[PROBLEM DESCRIPTION]
Look through the data below and return each line where "κατὰ" appears.

[SOURCE DATA]

-*-

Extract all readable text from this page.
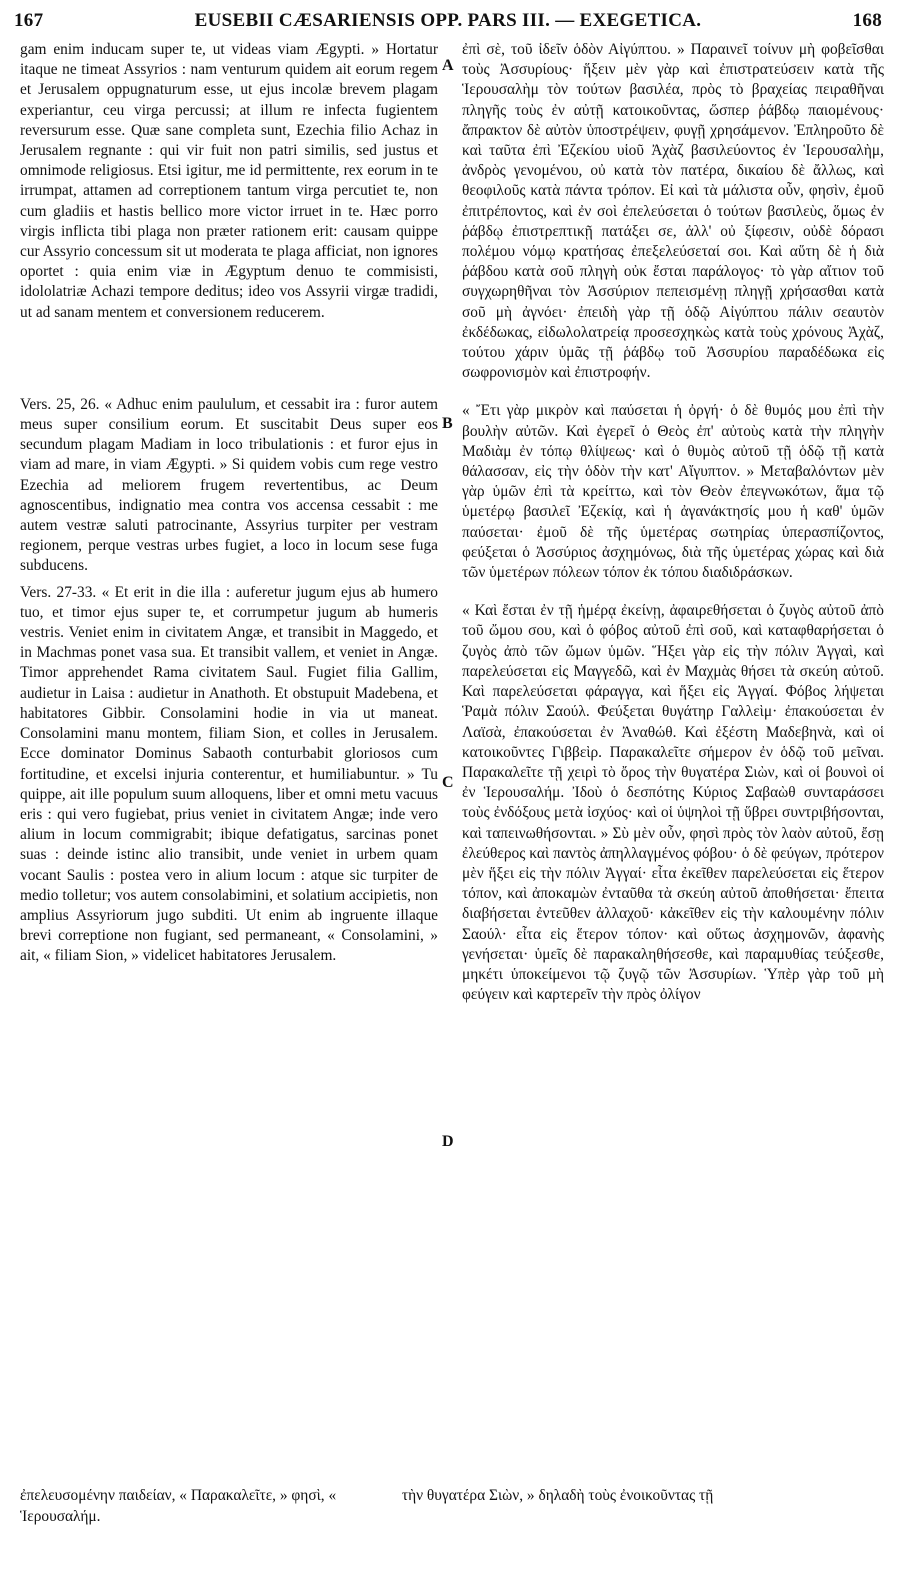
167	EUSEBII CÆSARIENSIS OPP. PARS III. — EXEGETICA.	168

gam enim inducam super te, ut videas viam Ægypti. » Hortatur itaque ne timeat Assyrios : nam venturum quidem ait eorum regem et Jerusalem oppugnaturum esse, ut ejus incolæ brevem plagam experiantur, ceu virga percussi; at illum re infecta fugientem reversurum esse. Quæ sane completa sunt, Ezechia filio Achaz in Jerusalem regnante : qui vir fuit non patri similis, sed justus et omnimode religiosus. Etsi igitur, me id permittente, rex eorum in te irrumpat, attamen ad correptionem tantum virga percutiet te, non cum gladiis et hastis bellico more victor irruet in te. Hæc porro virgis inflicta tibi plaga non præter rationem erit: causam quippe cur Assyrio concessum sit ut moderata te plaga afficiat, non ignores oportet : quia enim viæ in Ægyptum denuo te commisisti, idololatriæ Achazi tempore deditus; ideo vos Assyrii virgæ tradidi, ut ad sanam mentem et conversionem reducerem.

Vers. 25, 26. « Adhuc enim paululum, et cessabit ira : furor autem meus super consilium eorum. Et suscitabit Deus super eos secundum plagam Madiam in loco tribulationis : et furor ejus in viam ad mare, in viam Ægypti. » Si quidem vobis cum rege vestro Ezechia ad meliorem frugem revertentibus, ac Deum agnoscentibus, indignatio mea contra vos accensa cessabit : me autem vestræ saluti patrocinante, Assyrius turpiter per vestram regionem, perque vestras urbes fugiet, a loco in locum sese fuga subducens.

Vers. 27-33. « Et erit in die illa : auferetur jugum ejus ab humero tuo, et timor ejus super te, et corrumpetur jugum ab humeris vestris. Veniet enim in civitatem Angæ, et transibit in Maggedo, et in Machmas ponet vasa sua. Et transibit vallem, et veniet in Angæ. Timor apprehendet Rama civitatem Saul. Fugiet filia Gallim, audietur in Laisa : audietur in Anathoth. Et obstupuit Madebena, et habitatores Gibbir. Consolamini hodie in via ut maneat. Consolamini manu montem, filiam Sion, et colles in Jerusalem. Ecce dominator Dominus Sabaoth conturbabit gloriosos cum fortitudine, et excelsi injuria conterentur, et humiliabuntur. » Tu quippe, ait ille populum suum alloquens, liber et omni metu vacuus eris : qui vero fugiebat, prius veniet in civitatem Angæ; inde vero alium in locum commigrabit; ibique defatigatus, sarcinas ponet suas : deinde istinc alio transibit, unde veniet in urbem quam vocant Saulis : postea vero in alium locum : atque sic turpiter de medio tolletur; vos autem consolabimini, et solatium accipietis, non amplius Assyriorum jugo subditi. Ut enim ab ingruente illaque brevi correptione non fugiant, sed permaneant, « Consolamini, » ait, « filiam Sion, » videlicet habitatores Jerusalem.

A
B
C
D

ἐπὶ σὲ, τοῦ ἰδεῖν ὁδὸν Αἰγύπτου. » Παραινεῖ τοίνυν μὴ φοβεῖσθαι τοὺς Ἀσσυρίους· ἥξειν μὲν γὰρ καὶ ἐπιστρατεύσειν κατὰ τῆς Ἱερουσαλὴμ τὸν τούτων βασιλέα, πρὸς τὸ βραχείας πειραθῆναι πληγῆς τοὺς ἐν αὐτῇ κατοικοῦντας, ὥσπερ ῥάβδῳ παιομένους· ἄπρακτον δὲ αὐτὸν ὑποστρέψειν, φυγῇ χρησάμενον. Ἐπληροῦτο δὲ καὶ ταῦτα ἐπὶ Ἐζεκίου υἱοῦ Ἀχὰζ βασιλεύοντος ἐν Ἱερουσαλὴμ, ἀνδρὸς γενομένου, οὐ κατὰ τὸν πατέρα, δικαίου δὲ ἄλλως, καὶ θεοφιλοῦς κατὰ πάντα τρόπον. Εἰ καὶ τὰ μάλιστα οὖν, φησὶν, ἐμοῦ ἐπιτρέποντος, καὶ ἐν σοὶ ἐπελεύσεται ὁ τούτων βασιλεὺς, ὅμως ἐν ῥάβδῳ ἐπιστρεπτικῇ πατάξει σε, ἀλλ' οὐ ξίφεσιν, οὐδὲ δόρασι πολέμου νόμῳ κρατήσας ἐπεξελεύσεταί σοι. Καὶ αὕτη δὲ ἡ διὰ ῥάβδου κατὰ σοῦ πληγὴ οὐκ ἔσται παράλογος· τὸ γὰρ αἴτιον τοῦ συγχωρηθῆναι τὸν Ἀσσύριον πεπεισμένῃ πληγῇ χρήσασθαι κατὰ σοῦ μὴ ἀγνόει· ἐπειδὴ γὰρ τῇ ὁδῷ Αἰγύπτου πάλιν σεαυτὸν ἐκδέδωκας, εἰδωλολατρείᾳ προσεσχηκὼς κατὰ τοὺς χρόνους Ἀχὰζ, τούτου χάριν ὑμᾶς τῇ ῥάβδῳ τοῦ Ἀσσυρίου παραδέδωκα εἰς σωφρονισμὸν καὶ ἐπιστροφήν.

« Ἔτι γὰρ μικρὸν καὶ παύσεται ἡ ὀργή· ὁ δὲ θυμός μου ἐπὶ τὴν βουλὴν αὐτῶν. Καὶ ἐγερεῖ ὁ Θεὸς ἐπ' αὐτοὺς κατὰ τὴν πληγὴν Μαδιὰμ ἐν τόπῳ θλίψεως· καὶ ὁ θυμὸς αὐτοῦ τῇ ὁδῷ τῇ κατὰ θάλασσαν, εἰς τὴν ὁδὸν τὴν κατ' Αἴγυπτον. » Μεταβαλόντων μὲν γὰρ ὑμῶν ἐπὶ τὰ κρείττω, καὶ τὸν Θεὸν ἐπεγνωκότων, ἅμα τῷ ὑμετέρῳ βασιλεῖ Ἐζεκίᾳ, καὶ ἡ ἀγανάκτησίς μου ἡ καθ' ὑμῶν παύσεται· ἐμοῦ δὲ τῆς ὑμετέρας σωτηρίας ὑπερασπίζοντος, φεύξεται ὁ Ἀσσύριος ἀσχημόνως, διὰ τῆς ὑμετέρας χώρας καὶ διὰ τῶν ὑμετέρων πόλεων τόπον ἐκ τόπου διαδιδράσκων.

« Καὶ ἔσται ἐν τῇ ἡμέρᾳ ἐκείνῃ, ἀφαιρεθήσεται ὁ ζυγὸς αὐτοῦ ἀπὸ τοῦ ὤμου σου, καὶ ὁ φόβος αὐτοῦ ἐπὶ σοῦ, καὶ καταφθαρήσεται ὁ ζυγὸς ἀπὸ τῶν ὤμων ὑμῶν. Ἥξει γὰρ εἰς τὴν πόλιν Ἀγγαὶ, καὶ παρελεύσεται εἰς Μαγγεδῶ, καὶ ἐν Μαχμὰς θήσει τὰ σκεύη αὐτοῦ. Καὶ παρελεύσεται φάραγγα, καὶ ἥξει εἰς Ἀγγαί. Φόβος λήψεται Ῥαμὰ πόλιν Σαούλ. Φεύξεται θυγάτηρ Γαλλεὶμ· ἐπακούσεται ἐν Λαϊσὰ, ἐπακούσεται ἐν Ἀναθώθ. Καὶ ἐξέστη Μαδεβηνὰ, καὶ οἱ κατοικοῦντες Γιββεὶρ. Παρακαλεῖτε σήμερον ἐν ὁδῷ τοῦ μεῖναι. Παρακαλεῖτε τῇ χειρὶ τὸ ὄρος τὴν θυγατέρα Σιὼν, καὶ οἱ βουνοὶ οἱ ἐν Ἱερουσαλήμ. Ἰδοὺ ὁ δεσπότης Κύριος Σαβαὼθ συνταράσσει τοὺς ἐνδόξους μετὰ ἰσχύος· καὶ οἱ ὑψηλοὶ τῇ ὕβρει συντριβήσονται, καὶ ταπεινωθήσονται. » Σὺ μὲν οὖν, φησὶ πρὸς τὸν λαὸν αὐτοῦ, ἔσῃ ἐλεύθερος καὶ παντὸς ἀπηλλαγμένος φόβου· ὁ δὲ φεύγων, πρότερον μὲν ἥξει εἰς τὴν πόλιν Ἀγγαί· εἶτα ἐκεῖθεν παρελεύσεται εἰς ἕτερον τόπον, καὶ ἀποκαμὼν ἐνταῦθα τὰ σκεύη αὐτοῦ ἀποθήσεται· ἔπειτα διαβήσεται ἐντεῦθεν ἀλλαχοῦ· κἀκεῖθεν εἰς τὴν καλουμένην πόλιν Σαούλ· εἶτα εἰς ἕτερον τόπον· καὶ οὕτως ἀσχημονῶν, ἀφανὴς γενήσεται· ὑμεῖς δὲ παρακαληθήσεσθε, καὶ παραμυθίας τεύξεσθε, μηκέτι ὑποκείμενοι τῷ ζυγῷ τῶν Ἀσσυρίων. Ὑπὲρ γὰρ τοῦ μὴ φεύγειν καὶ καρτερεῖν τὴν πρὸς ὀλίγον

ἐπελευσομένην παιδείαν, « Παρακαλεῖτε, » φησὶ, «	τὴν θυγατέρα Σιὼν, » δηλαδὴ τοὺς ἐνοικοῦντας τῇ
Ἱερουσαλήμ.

-*-

[ANSWER FOR THE TASK]
ἐπὶ σὲ, τοῦ ἰδεῖν ὁδὸν Αἰγύπτου. » Παραινεῖ τοίνυν μὴ φοβεῖσθαι τοὺς Ἀσσυρίους· ἥξειν μὲν γὰρ καὶ ἐπιστρατεύσειν κατὰ τῆς Ἱερουσαλὴμ τὸν τούτων βασιλέα, πρὸς τὸ βραχείας πειραθῆναι πληγῆς τοὺς ἐν αὐτῇ κατοικοῦντας, ὥσπερ ῥάβδῳ παιομένους· ἄπρακτον δὲ αὐτὸν ὑποστρέψειν, φυγῇ χρησάμενον. Ἐπληροῦτο δὲ καὶ ταῦτα ἐπὶ Ἐζεκίου υἱοῦ Ἀχὰζ βασιλεύοντος ἐν Ἱερουσαλὴμ, ἀνδρὸς γενομένου, οὐ κατὰ τὸν πατέρα, δικαίου δὲ ἄλλως, καὶ θεοφιλοῦς κατὰ πάντα τρόπον. Εἰ καὶ τὰ μάλιστα οὖν, φησὶν, ἐμοῦ ἐπιτρέποντος, καὶ ἐν σοὶ ἐπελεύσεται ὁ τούτων βασιλεὺς, ὅμως ἐν ῥάβδῳ ἐπιστρεπτικῇ πατάξει σε, ἀλλ' οὐ ξίφεσιν, οὐδὲ δόρασι πολέμου νόμῳ κρατήσας ἐπεξελεύσεταί σοι. Καὶ αὕτη δὲ ἡ διὰ ῥάβδου κατὰ σοῦ πληγὴ οὐκ ἔσται παράλογος· τὸ γὰρ αἴτιον τοῦ συγχωρηθῆναι τὸν Ἀσσύριον πεπεισμένῃ πληγῇ χρήσασθαι κατὰ σοῦ μὴ ἀγνόει· ἐπειδὴ γὰρ τῇ ὁδῷ Αἰγύπτου πάλιν σεαυτὸν ἐκδέδωκας, εἰδωλολατρείᾳ προσεσχηκὼς κατὰ τοὺς χρόνους Ἀχὰζ, τούτου χάριν ὑμᾶς τῇ ῥάβδῳ τοῦ Ἀσσυρίου παραδέδωκα εἰς σωφρονισμὸν καὶ ἐπιστροφήν.
« Ἔτι γὰρ μικρὸν καὶ παύσεται ἡ ὀργή· ὁ δὲ θυμός μου ἐπὶ τὴν βουλὴν αὐτῶν. Καὶ ἐγερεῖ ὁ Θεὸς ἐπ' αὐτοὺς κατὰ τὴν πληγὴν Μαδιὰμ ἐν τόπῳ θλίψεως· καὶ ὁ θυμὸς αὐτοῦ τῇ ὁδῷ τῇ κατὰ θάλασσαν, εἰς τὴν ὁδὸν τὴν κατ' Αἴγυπτον. » Μεταβαλόντων μὲν γὰρ ὑμῶν ἐπὶ τὰ κρείττω, καὶ τὸν Θεὸν ἐπεγνωκότων, ἅμα τῷ ὑμετέρῳ βασιλεῖ Ἐζεκίᾳ, καὶ ἡ ἀγανάκτησίς μου ἡ καθ' ὑμῶν παύσεται· ἐμοῦ δὲ τῆς ὑμετέρας σωτηρίας ὑπερασπίζοντος, φεύξεται ὁ Ἀσσύριος ἀσχημόνως, διὰ τῆς ὑμετέρας χώρας καὶ διὰ τῶν ὑμετέρων πόλεων τόπον ἐκ τόπου διαδιδράσκων.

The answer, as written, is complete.